• _WHAT TO WORK ON_:
Repeat the records below exactly as they appear.

§ §

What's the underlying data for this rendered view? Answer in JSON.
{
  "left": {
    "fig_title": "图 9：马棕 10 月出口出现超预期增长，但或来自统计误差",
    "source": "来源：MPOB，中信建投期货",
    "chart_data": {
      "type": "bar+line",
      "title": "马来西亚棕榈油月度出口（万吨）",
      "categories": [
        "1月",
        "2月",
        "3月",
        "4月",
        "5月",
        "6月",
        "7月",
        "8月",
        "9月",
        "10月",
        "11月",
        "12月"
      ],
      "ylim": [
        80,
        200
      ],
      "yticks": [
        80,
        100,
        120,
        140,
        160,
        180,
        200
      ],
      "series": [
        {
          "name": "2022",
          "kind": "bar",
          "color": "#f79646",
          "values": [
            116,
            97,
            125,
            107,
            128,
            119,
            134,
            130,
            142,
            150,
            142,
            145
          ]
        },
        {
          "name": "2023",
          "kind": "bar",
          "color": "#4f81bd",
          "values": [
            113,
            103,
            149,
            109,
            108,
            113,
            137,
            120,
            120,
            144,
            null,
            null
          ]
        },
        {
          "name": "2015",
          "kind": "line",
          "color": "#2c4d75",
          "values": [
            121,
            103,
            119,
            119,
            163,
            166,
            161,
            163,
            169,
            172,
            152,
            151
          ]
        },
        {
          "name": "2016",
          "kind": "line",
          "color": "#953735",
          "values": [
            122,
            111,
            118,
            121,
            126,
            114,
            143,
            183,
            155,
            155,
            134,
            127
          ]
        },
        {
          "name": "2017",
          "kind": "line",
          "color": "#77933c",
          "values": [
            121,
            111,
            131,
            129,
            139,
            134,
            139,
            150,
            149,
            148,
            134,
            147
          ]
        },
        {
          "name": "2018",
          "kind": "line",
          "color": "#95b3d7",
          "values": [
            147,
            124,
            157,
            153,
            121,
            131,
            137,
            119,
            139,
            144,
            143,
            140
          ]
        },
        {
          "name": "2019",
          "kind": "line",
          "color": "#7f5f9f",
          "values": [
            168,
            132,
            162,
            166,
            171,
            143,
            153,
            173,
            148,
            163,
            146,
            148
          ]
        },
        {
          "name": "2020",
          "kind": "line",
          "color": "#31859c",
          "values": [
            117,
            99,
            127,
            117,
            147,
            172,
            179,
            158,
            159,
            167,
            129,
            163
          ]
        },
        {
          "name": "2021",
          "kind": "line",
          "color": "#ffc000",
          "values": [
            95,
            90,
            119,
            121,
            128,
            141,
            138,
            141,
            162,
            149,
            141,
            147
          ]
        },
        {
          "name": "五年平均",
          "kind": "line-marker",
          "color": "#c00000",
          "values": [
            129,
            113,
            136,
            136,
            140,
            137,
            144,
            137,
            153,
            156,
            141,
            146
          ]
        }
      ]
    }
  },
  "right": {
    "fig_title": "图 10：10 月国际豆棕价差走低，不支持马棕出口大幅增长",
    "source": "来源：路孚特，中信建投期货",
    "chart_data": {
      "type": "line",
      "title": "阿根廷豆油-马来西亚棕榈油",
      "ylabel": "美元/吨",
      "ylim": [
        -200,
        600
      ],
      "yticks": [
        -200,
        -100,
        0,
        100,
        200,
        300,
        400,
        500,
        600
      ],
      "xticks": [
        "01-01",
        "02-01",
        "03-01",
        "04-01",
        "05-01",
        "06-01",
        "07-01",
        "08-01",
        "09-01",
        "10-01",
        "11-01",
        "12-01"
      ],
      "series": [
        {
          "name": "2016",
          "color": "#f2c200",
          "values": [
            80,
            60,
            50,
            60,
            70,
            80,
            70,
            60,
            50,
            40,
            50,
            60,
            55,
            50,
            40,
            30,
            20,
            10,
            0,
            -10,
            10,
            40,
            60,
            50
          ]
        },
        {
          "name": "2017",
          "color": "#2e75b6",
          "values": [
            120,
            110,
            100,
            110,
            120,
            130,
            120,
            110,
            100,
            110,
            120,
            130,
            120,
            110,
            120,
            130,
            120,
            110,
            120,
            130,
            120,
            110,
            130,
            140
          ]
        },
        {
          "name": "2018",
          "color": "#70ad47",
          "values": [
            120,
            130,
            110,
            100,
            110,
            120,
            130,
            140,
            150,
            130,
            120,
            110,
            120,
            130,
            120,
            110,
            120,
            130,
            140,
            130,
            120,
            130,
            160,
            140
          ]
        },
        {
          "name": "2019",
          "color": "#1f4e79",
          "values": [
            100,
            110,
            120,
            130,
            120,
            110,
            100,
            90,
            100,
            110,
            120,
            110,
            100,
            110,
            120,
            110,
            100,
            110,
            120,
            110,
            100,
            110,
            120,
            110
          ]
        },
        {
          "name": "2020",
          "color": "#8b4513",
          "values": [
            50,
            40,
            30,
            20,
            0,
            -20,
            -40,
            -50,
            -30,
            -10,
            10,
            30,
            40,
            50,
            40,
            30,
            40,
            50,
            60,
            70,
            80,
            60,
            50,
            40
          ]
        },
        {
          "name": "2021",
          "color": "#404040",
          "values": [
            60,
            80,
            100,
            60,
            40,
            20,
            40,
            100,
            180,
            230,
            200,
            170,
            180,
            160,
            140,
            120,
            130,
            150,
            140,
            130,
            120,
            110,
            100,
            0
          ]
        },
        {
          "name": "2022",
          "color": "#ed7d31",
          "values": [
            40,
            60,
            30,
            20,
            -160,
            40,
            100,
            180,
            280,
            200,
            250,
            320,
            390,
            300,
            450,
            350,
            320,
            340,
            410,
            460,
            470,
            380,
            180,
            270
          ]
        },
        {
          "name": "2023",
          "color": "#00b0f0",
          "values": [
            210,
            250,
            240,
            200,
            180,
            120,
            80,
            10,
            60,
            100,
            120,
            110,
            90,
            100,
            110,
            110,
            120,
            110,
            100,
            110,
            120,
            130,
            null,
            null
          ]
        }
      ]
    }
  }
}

§ §

• _FINISHED TASK_:
What's the underlying data for this rendered view? Answer in JSON.
{
  "left": {
    "fig_title": "图 9：马棕 10 月出口出现超预期增长，但或来自统计误差",
    "source": "来源：MPOB，中信建投期货",
    "chart_data": {
      "type": "bar+line",
      "title": "马来西亚棕榈油月度出口（万吨）",
      "categories": [
        "1月",
        "2月",
        "3月",
        "4月",
        "5月",
        "6月",
        "7月",
        "8月",
        "9月",
        "10月",
        "11月",
        "12月"
      ],
      "ylim": [
        80,
        200
      ],
      "yticks": [
        80,
        100,
        120,
        140,
        160,
        180,
        200
      ],
      "series": [
        {
          "name": "2022",
          "kind": "bar",
          "color": "#f79646",
          "values": [
            116,
            97,
            125,
            107,
            128,
            119,
            134,
            130,
            142,
            150,
            142,
            145
          ]
        },
        {
          "name": "2023",
          "kind": "bar",
          "color": "#4f81bd",
          "values": [
            113,
            103,
            149,
            109,
            108,
            113,
            137,
            120,
            120,
            144,
            null,
            null
          ]
        },
        {
          "name": "2015",
          "kind": "line",
          "color": "#2c4d75",
          "values": [
            121,
            103,
            119,
            119,
            163,
            166,
            161,
            163,
            169,
            172,
            152,
            151
          ]
        },
        {
          "name": "2016",
          "kind": "line",
          "color": "#953735",
          "values": [
            122,
            111,
            118,
            121,
            126,
            114,
            143,
            183,
            155,
            155,
            134,
            127
          ]
        },
        {
          "name": "2017",
          "kind": "line",
          "color": "#77933c",
          "values": [
            121,
            111,
            131,
            129,
            139,
            134,
            139,
            150,
            149,
            148,
            134,
            147
          ]
        },
        {
          "name": "2018",
          "kind": "line",
          "color": "#95b3d7",
          "values": [
            147,
            124,
            157,
            153,
            121,
            131,
            137,
            119,
            139,
            144,
            143,
            140
          ]
        },
        {
          "name": "2019",
          "kind": "line",
          "color": "#7f5f9f",
          "values": [
            168,
            132,
            162,
            166,
            171,
            143,
            153,
            173,
            148,
            163,
            146,
            148
          ]
        },
        {
          "name": "2020",
          "kind": "line",
          "color": "#31859c",
          "values": [
            117,
            99,
            127,
            117,
            147,
            172,
            179,
            158,
            159,
            167,
            129,
            163
          ]
        },
        {
          "name": "2021",
          "kind": "line",
          "color": "#ffc000",
          "values": [
            95,
            90,
            119,
            121,
            128,
            141,
            138,
            141,
            162,
            149,
            141,
            147
          ]
        },
        {
          "name": "五年平均",
          "kind": "line-marker",
          "color": "#c00000",
          "values": [
            129,
            113,
            136,
            136,
            140,
            137,
            144,
            137,
            153,
            156,
            141,
            146
          ]
        }
      ]
    }
  },
  "right": {
    "fig_title": "图 10：10 月国际豆棕价差走低，不支持马棕出口大幅增长",
    "source": "来源：路孚特，中信建投期货",
    "chart_data": {
      "type": "line",
      "title": "阿根廷豆油-马来西亚棕榈油",
      "ylabel": "美元/吨",
      "ylim": [
        -200,
        600
      ],
      "yticks": [
        -200,
        -100,
        0,
        100,
        200,
        300,
        400,
        500,
        600
      ],
      "xticks": [
        "01-01",
        "02-01",
        "03-01",
        "04-01",
        "05-01",
        "06-01",
        "07-01",
        "08-01",
        "09-01",
        "10-01",
        "11-01",
        "12-01"
      ],
      "series": [
        {
          "name": "2016",
          "color": "#f2c200",
          "values": [
            80,
            60,
            50,
            60,
            70,
            80,
            70,
            60,
            50,
            40,
            50,
            60,
            55,
            50,
            40,
            30,
            20,
            10,
            0,
            -10,
            10,
            40,
            60,
            50
          ]
        },
        {
          "name": "2017",
          "color": "#2e75b6",
          "values": [
            120,
            110,
            100,
            110,
            120,
            130,
            120,
            110,
            100,
            110,
            120,
            130,
            120,
            110,
            120,
            130,
            120,
            110,
            120,
            130,
            120,
            110,
            130,
            140
          ]
        },
        {
          "name": "2018",
          "color": "#70ad47",
          "values": [
            120,
            130,
            110,
            100,
            110,
            120,
            130,
            140,
            150,
            130,
            120,
            110,
            120,
            130,
            120,
            110,
            120,
            130,
            140,
            130,
            120,
            130,
            160,
            140
          ]
        },
        {
          "name": "2019",
          "color": "#1f4e79",
          "values": [
            100,
            110,
            120,
            130,
            120,
            110,
            100,
            90,
            100,
            110,
            120,
            110,
            100,
            110,
            120,
            110,
            100,
            110,
            120,
            110,
            100,
            110,
            120,
            110
          ]
        },
        {
          "name": "2020",
          "color": "#8b4513",
          "values": [
            50,
            40,
            30,
            20,
            0,
            -20,
            -40,
            -50,
            -30,
            -10,
            10,
            30,
            40,
            50,
            40,
            30,
            40,
            50,
            60,
            70,
            80,
            60,
            50,
            40
          ]
        },
        {
          "name": "2021",
          "color": "#404040",
          "values": [
            60,
            80,
            100,
            60,
            40,
            20,
            40,
            100,
            180,
            230,
            200,
            170,
            180,
            160,
            140,
            120,
            130,
            150,
            140,
            130,
            120,
            110,
            100,
            0
          ]
        },
        {
          "name": "2022",
          "color": "#ed7d31",
          "values": [
            40,
            60,
            30,
            20,
            -160,
            40,
            100,
            180,
            280,
            200,
            250,
            320,
            390,
            300,
            450,
            350,
            320,
            340,
            410,
            460,
            470,
            380,
            180,
            270
          ]
        },
        {
          "name": "2023",
          "color": "#00b0f0",
          "values": [
            210,
            250,
            240,
            200,
            180,
            120,
            80,
            10,
            60,
            100,
            120,
            110,
            90,
            100,
            110,
            110,
            120,
            110,
            100,
            110,
            120,
            130,
            null,
            null
          ]
        }
      ]
    }
  }
}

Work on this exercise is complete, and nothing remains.